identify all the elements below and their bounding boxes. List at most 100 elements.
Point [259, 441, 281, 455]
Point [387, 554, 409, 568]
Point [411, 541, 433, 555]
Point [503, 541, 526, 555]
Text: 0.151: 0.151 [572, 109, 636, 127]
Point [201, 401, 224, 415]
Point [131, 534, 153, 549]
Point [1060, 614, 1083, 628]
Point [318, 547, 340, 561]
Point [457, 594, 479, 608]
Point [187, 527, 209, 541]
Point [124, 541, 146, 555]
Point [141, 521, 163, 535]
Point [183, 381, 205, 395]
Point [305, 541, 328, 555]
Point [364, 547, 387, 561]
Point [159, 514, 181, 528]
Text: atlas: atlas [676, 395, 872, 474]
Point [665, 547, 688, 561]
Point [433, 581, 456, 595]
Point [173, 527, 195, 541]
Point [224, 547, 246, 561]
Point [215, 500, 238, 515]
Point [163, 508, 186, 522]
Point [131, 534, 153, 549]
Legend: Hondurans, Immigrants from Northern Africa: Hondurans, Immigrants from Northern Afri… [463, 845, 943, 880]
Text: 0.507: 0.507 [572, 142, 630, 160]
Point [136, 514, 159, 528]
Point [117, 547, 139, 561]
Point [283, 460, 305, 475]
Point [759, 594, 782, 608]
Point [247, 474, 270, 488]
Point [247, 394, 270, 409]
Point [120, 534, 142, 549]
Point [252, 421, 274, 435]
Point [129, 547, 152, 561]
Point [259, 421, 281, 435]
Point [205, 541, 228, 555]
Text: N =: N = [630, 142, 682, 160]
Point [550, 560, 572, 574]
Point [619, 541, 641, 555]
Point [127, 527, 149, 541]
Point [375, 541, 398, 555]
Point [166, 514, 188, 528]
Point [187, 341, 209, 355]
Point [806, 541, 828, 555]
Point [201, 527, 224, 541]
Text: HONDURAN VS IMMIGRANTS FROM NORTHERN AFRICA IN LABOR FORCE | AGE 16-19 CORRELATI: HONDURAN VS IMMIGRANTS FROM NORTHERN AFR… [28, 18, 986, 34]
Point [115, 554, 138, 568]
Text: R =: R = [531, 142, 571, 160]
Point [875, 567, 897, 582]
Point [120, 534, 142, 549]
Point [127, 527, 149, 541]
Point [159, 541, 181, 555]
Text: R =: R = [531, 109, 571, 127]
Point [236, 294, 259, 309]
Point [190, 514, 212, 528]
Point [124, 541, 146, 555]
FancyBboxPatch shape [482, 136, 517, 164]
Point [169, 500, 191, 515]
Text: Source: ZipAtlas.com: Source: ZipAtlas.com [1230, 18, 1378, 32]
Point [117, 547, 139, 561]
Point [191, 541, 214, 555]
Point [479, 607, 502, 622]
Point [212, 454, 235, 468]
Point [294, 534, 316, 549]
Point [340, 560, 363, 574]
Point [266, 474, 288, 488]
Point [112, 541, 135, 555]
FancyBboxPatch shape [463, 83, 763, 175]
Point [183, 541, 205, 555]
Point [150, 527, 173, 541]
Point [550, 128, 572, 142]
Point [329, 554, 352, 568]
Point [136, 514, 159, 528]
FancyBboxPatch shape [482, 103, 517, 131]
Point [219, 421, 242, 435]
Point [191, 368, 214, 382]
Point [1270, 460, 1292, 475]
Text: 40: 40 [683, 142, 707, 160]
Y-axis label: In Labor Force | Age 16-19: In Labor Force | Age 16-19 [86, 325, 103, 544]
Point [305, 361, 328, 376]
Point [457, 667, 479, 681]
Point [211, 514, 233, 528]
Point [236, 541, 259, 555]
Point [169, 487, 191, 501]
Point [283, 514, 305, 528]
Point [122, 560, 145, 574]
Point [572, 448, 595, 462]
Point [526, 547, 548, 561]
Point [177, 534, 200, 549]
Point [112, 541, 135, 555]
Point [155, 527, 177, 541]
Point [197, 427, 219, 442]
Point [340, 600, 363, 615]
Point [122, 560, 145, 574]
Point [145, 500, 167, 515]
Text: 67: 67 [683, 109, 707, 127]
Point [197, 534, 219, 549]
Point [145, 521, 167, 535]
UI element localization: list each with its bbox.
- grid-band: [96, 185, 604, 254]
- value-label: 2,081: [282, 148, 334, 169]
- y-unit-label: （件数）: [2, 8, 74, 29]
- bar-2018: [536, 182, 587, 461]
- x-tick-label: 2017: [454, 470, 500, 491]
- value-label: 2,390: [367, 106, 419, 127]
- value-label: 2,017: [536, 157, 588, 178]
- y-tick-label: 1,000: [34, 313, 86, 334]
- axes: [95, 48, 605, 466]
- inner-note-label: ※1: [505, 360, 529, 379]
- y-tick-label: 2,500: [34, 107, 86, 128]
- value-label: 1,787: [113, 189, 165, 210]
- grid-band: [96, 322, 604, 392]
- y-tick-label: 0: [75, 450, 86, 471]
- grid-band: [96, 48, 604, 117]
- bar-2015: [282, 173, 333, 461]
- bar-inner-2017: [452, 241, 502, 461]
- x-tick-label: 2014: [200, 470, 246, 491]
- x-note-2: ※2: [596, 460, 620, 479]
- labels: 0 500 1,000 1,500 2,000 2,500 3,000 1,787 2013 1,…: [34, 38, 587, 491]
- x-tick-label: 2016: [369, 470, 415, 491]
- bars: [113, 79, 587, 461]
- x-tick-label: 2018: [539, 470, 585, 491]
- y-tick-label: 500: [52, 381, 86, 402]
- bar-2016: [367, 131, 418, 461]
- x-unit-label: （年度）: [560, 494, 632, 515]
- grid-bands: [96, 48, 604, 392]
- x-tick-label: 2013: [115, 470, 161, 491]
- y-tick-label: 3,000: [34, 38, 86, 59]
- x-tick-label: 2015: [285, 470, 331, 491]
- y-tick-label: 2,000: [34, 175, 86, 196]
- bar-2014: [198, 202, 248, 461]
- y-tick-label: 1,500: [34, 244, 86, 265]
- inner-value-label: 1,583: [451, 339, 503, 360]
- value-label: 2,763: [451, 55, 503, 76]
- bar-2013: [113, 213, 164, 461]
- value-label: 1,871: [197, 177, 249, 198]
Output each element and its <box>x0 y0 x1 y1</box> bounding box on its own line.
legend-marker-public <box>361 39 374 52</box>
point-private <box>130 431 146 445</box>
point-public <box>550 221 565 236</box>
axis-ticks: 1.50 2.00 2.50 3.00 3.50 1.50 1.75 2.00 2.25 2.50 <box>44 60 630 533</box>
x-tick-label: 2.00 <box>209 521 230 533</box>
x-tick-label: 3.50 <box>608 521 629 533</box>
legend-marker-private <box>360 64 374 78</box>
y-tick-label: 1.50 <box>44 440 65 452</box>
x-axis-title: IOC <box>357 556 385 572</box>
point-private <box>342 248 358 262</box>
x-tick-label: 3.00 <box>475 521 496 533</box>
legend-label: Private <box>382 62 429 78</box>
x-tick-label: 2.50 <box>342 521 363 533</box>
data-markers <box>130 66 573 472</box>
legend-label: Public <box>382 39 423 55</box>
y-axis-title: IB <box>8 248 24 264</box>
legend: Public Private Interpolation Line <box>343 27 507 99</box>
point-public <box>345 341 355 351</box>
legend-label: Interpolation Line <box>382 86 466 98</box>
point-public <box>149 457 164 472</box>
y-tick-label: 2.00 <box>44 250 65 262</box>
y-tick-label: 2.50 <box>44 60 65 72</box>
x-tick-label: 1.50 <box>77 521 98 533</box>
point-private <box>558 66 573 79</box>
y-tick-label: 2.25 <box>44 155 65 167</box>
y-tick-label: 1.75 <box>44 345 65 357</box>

### Objective
Reproduce the entire material above verbatim, line by line, without omitting or altering anything.

### The result
identify all the elements below and their bounding boxes. List at most 100 elements.
Point [259, 441, 281, 455]
Point [387, 554, 409, 568]
Point [411, 541, 433, 555]
Point [503, 541, 526, 555]
Text: 0.151: 0.151 [572, 109, 636, 127]
Point [201, 401, 224, 415]
Point [131, 534, 153, 549]
Point [1060, 614, 1083, 628]
Point [318, 547, 340, 561]
Point [457, 594, 479, 608]
Point [187, 527, 209, 541]
Point [124, 541, 146, 555]
Point [141, 521, 163, 535]
Point [183, 381, 205, 395]
Point [305, 541, 328, 555]
Point [364, 547, 387, 561]
Point [159, 514, 181, 528]
Text: atlas: atlas [676, 395, 872, 474]
Point [665, 547, 688, 561]
Point [433, 581, 456, 595]
Point [173, 527, 195, 541]
Point [224, 547, 246, 561]
Point [215, 500, 238, 515]
Point [163, 508, 186, 522]
Point [131, 534, 153, 549]
Legend: Hondurans, Immigrants from Northern Africa: Hondurans, Immigrants from Northern Afri… [463, 845, 943, 880]
Text: 0.507: 0.507 [572, 142, 630, 160]
Point [136, 514, 159, 528]
Point [117, 547, 139, 561]
Point [283, 460, 305, 475]
Point [759, 594, 782, 608]
Point [247, 474, 270, 488]
Point [247, 394, 270, 409]
Point [120, 534, 142, 549]
Point [252, 421, 274, 435]
Point [129, 547, 152, 561]
Point [259, 421, 281, 435]
Point [205, 541, 228, 555]
Text: N =: N = [630, 142, 682, 160]
Point [550, 560, 572, 574]
Point [619, 541, 641, 555]
Point [127, 527, 149, 541]
Point [375, 541, 398, 555]
Point [166, 514, 188, 528]
Point [187, 341, 209, 355]
Point [806, 541, 828, 555]
Point [201, 527, 224, 541]
Text: HONDURAN VS IMMIGRANTS FROM NORTHERN AFRICA IN LABOR FORCE | AGE 16-19 CORRELATI: HONDURAN VS IMMIGRANTS FROM NORTHERN AFR… [28, 18, 986, 34]
Point [115, 554, 138, 568]
Text: R =: R = [531, 142, 571, 160]
Point [875, 567, 897, 582]
Point [120, 534, 142, 549]
Point [127, 527, 149, 541]
Point [159, 541, 181, 555]
Text: R =: R = [531, 109, 571, 127]
Point [236, 294, 259, 309]
Point [190, 514, 212, 528]
Point [124, 541, 146, 555]
FancyBboxPatch shape [482, 136, 517, 164]
Point [169, 500, 191, 515]
Text: Source: ZipAtlas.com: Source: ZipAtlas.com [1230, 18, 1378, 32]
Point [117, 547, 139, 561]
Point [191, 541, 214, 555]
Point [479, 607, 502, 622]
Point [212, 454, 235, 468]
Point [294, 534, 316, 549]
Point [340, 560, 363, 574]
Point [266, 474, 288, 488]
Point [112, 541, 135, 555]
FancyBboxPatch shape [463, 83, 763, 175]
Point [183, 541, 205, 555]
Point [150, 527, 173, 541]
Point [550, 128, 572, 142]
Point [329, 554, 352, 568]
Point [136, 514, 159, 528]
FancyBboxPatch shape [482, 103, 517, 131]
Point [219, 421, 242, 435]
Point [191, 368, 214, 382]
Point [1270, 460, 1292, 475]
Text: 40: 40 [683, 142, 707, 160]
Y-axis label: In Labor Force | Age 16-19: In Labor Force | Age 16-19 [86, 325, 103, 544]
Point [305, 361, 328, 376]
Point [457, 667, 479, 681]
Point [211, 514, 233, 528]
Point [236, 541, 259, 555]
Point [169, 487, 191, 501]
Point [283, 514, 305, 528]
Point [122, 560, 145, 574]
Point [572, 448, 595, 462]
Point [526, 547, 548, 561]
Point [177, 534, 200, 549]
Point [112, 541, 135, 555]
Point [155, 527, 177, 541]
Point [197, 427, 219, 442]
Point [340, 600, 363, 615]
Point [122, 560, 145, 574]
Point [145, 500, 167, 515]
Text: 67: 67 [683, 109, 707, 127]
Point [197, 534, 219, 549]
Point [145, 521, 167, 535]
UI element localization: list each with its bbox.
- grid-band: [96, 185, 604, 254]
- value-label: 2,081: [282, 148, 334, 169]
- y-unit-label: （件数）: [2, 8, 74, 29]
- bar-2018: [536, 182, 587, 461]
- x-tick-label: 2017: [454, 470, 500, 491]
- value-label: 2,390: [367, 106, 419, 127]
- value-label: 2,017: [536, 157, 588, 178]
- y-tick-label: 1,000: [34, 313, 86, 334]
- axes: [95, 48, 605, 466]
- inner-note-label: ※1: [505, 360, 529, 379]
- y-tick-label: 2,500: [34, 107, 86, 128]
- value-label: 1,787: [113, 189, 165, 210]
- grid-band: [96, 322, 604, 392]
- y-tick-label: 0: [75, 450, 86, 471]
- grid-band: [96, 48, 604, 117]
- bar-2015: [282, 173, 333, 461]
- bar-inner-2017: [452, 241, 502, 461]
- x-tick-label: 2014: [200, 470, 246, 491]
- x-note-2: ※2: [596, 460, 620, 479]
- labels: 0 500 1,000 1,500 2,000 2,500 3,000 1,787 2013 1,…: [34, 38, 587, 491]
- x-tick-label: 2016: [369, 470, 415, 491]
- bars: [113, 79, 587, 461]
- x-tick-label: 2018: [539, 470, 585, 491]
- y-tick-label: 500: [52, 381, 86, 402]
- bar-2016: [367, 131, 418, 461]
- x-unit-label: （年度）: [560, 494, 632, 515]
- grid-bands: [96, 48, 604, 392]
- x-tick-label: 2013: [115, 470, 161, 491]
- y-tick-label: 3,000: [34, 38, 86, 59]
- x-tick-label: 2015: [285, 470, 331, 491]
- y-tick-label: 2,000: [34, 175, 86, 196]
- bar-2014: [198, 202, 248, 461]
- y-tick-label: 1,500: [34, 244, 86, 265]
- inner-value-label: 1,583: [451, 339, 503, 360]
- value-label: 2,763: [451, 55, 503, 76]
- bar-2013: [113, 213, 164, 461]
- value-label: 1,871: [197, 177, 249, 198]
Output each element and its <box>x0 y0 x1 y1</box> bounding box on its own line.
legend-marker-public <box>361 39 374 52</box>
point-private <box>130 431 146 445</box>
point-public <box>550 221 565 236</box>
axis-ticks: 1.50 2.00 2.50 3.00 3.50 1.50 1.75 2.00 2.25 2.50 <box>44 60 630 533</box>
x-tick-label: 2.00 <box>209 521 230 533</box>
x-tick-label: 3.50 <box>608 521 629 533</box>
legend-marker-private <box>360 64 374 78</box>
y-tick-label: 1.50 <box>44 440 65 452</box>
x-axis-title: IOC <box>357 556 385 572</box>
point-private <box>342 248 358 262</box>
x-tick-label: 3.00 <box>475 521 496 533</box>
legend-label: Private <box>382 62 429 78</box>
x-tick-label: 2.50 <box>342 521 363 533</box>
data-markers <box>130 66 573 472</box>
legend-label: Public <box>382 39 423 55</box>
y-axis-title: IB <box>8 248 24 264</box>
legend: Public Private Interpolation Line <box>343 27 507 99</box>
point-public <box>345 341 355 351</box>
legend-label: Interpolation Line <box>382 86 466 98</box>
point-public <box>149 457 164 472</box>
y-tick-label: 2.00 <box>44 250 65 262</box>
y-tick-label: 2.50 <box>44 60 65 72</box>
x-tick-label: 1.50 <box>77 521 98 533</box>
point-private <box>558 66 573 79</box>
y-tick-label: 2.25 <box>44 155 65 167</box>
y-tick-label: 1.75 <box>44 345 65 357</box>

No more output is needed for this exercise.